Set task
Copy each line below in which the word "schedario" occurs.

########

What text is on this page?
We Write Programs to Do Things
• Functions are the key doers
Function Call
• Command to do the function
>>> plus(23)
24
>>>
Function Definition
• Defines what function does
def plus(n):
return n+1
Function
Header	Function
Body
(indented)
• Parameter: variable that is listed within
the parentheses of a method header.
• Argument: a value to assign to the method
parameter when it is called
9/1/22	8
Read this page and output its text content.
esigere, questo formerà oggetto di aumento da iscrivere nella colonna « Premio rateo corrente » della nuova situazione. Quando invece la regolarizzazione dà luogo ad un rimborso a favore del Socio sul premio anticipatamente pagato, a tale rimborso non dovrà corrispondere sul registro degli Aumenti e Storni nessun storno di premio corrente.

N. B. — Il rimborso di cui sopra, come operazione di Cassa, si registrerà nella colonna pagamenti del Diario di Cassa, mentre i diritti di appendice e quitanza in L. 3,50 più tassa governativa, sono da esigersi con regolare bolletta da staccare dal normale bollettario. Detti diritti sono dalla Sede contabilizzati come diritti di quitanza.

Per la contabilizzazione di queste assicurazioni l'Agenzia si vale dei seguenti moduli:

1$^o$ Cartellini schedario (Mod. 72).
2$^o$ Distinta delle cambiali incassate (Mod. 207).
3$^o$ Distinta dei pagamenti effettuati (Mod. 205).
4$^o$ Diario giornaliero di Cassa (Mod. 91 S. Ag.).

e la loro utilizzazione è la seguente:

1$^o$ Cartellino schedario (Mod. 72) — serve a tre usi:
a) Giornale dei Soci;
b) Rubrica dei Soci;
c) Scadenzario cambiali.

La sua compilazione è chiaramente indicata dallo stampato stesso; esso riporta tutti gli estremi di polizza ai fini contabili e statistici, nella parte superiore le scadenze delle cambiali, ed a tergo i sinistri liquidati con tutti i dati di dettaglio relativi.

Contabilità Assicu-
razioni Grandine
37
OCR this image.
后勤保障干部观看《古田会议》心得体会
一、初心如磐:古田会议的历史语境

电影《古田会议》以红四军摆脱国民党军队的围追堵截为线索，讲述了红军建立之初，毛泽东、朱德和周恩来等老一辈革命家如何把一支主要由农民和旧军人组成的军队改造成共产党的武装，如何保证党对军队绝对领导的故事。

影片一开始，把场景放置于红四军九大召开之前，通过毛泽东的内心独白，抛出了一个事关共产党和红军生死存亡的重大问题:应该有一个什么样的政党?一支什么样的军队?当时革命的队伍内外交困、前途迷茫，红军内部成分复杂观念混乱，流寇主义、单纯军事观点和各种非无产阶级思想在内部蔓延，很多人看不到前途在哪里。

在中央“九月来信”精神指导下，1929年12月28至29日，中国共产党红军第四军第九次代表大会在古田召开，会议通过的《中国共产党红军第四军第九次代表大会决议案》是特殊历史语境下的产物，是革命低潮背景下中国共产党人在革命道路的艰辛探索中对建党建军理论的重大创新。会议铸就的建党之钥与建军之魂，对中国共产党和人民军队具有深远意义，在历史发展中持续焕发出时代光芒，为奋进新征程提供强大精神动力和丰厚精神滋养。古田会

########

Result below
1$^o$ Cartellini schedario (Mod. 72).
1$^o$ Cartellino schedario (Mod. 72) — serve a tre usi:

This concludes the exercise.